[Stored entries]
----------
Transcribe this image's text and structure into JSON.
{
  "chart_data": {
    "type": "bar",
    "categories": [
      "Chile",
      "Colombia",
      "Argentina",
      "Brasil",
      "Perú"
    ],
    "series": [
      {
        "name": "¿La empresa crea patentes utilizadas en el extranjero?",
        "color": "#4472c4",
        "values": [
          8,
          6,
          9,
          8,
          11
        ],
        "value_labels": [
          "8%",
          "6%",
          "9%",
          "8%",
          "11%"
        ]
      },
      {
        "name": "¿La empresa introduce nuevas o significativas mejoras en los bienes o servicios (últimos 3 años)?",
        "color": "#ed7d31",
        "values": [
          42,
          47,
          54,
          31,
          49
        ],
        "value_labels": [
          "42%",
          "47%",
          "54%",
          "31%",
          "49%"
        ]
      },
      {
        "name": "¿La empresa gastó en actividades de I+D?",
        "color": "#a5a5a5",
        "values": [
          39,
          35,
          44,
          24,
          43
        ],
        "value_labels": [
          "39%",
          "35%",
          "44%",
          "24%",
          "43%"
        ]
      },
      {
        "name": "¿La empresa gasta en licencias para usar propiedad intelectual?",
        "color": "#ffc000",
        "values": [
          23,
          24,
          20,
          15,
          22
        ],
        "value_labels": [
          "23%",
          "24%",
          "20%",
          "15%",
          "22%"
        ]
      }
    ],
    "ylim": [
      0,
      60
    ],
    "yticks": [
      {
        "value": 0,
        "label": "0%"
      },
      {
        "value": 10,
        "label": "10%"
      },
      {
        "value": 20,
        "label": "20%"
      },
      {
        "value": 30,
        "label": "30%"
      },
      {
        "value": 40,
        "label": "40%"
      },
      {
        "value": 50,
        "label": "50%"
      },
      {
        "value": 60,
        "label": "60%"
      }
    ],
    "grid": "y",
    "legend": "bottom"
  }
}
----------
**Given problem:** Find the lines holding "color" and list every one.

**Written answer:**
        "color": "#4472c4",
        "color": "#ed7d31",
        "color": "#a5a5a5",
        "color": "#ffc000",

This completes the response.